## begin

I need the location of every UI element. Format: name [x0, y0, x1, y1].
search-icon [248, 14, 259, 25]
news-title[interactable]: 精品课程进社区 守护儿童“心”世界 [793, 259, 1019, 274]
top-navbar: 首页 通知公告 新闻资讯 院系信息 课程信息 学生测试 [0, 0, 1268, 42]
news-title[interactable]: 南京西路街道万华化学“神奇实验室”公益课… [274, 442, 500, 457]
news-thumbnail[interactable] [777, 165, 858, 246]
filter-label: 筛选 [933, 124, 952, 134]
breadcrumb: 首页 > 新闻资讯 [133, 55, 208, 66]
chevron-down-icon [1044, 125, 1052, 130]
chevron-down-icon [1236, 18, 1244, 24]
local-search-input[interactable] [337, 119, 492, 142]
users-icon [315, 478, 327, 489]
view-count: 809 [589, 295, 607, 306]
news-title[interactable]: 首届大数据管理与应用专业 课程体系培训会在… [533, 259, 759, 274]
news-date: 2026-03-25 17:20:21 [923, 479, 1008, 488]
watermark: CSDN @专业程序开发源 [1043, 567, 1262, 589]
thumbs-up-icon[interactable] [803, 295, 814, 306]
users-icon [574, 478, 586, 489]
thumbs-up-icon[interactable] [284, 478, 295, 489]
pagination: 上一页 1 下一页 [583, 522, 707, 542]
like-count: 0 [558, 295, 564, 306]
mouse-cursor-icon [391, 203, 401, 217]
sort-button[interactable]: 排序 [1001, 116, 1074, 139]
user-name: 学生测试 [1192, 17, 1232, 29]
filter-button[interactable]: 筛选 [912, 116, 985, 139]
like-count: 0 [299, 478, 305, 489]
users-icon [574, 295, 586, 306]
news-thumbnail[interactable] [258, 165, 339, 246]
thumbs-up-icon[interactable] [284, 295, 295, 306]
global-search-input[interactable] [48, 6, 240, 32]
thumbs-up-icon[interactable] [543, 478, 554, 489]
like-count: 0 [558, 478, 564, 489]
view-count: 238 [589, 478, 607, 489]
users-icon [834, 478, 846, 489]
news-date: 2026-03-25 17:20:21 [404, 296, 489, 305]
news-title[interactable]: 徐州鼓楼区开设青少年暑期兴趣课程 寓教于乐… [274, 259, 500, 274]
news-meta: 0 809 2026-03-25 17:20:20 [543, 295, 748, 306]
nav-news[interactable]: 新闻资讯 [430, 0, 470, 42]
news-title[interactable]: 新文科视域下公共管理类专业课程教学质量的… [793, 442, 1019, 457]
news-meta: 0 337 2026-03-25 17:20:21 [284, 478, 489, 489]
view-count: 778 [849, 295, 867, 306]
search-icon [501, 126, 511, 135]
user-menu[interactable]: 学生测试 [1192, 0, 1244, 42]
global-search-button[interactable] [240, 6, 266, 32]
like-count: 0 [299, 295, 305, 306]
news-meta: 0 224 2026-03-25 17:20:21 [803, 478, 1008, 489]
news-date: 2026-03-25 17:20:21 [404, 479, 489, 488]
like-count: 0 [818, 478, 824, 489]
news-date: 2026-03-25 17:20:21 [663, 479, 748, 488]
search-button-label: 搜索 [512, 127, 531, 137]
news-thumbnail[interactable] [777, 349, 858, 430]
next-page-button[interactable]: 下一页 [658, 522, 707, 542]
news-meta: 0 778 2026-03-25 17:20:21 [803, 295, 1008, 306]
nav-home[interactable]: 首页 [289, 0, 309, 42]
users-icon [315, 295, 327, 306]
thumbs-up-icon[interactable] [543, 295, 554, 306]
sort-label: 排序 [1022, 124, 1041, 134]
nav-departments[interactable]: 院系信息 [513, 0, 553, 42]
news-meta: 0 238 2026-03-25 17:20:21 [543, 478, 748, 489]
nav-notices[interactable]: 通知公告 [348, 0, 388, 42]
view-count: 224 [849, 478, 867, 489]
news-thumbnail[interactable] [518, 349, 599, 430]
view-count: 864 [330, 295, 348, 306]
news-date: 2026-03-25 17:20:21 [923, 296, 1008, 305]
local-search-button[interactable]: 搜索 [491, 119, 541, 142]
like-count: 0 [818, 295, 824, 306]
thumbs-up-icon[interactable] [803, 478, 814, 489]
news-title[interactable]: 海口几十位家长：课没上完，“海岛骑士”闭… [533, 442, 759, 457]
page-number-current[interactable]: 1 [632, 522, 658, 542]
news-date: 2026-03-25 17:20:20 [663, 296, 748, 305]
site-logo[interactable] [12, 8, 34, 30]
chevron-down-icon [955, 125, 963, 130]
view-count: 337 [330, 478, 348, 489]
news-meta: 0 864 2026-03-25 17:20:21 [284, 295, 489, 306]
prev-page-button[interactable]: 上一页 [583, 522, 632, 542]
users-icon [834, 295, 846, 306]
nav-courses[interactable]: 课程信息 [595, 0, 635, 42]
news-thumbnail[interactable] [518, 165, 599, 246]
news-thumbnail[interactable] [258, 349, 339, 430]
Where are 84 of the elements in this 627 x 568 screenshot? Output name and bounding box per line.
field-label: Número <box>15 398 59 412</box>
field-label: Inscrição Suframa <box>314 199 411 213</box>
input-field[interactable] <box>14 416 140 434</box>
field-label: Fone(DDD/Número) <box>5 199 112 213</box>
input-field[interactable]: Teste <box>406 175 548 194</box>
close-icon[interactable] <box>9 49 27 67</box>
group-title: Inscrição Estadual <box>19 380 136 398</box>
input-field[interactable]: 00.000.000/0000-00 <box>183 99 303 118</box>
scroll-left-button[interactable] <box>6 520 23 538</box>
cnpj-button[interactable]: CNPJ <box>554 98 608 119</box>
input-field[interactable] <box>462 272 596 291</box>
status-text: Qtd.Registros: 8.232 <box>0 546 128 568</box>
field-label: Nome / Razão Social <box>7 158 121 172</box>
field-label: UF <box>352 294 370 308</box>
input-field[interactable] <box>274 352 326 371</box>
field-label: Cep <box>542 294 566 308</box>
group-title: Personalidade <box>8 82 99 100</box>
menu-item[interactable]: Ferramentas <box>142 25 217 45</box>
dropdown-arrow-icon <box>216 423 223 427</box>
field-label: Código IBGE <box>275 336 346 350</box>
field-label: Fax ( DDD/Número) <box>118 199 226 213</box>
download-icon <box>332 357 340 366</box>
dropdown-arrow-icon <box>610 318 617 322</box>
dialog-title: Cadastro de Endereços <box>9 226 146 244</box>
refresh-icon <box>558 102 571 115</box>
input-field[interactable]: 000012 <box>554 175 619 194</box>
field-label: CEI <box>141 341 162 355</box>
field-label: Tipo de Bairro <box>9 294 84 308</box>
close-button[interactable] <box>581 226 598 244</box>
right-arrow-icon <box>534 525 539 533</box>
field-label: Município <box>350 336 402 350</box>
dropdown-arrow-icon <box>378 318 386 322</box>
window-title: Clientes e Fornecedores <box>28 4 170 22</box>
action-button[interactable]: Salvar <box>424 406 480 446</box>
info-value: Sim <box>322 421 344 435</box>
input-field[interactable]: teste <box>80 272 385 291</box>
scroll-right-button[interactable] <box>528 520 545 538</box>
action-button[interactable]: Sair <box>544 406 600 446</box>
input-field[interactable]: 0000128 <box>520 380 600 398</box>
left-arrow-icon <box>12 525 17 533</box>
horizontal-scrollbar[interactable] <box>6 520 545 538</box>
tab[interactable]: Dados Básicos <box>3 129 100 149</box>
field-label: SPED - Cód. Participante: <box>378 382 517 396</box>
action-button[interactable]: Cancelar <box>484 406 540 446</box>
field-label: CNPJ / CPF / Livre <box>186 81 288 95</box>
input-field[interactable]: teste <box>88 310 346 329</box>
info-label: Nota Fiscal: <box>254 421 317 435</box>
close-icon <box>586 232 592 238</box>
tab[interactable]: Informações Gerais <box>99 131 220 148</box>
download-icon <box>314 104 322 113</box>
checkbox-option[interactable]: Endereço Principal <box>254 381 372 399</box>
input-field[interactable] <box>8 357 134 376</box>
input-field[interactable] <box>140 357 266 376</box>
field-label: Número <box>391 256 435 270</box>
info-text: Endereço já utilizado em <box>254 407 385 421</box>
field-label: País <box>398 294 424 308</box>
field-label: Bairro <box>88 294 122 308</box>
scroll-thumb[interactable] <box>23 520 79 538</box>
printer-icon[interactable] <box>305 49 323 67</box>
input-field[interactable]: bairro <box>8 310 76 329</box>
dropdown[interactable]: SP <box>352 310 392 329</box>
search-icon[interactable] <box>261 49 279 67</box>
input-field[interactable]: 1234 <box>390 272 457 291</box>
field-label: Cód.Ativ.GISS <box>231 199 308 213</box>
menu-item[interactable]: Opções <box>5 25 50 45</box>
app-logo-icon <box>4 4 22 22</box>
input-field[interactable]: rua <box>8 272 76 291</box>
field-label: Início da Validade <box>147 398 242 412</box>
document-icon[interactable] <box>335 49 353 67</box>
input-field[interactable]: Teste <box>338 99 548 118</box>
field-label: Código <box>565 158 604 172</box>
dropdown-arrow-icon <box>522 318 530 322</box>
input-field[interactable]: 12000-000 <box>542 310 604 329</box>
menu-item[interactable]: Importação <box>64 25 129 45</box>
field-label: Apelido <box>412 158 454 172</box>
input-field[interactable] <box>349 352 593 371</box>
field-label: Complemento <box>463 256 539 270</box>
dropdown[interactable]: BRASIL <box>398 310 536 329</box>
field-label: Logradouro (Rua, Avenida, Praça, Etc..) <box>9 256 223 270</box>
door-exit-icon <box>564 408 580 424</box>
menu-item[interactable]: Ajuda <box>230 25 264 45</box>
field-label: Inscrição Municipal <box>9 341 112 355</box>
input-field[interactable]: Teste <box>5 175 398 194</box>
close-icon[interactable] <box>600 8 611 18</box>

## end

* [Stated exercise]:
Quote everything in the records above from the first line down to the line containing "thumbs-up-icon[interactable] [284, 478, 295, 489]", both included, and reproduce those lines exactly.

* [Result of this exercise]:
I need the location of every UI element. Format: name [x0, y0, x1, y1].
search-icon [248, 14, 259, 25]
news-title[interactable]: 精品课程进社区 守护儿童“心”世界 [793, 259, 1019, 274]
top-navbar: 首页 通知公告 新闻资讯 院系信息 课程信息 学生测试 [0, 0, 1268, 42]
news-title[interactable]: 南京西路街道万华化学“神奇实验室”公益课… [274, 442, 500, 457]
news-thumbnail[interactable] [777, 165, 858, 246]
filter-label: 筛选 [933, 124, 952, 134]
breadcrumb: 首页 > 新闻资讯 [133, 55, 208, 66]
chevron-down-icon [1044, 125, 1052, 130]
chevron-down-icon [1236, 18, 1244, 24]
local-search-input[interactable] [337, 119, 492, 142]
users-icon [315, 478, 327, 489]
view-count: 809 [589, 295, 607, 306]
news-title[interactable]: 首届大数据管理与应用专业 课程体系培训会在… [533, 259, 759, 274]
news-date: 2026-03-25 17:20:21 [923, 479, 1008, 488]
watermark: CSDN @专业程序开发源 [1043, 567, 1262, 589]
thumbs-up-icon[interactable] [803, 295, 814, 306]
users-icon [574, 478, 586, 489]
thumbs-up-icon[interactable] [284, 478, 295, 489]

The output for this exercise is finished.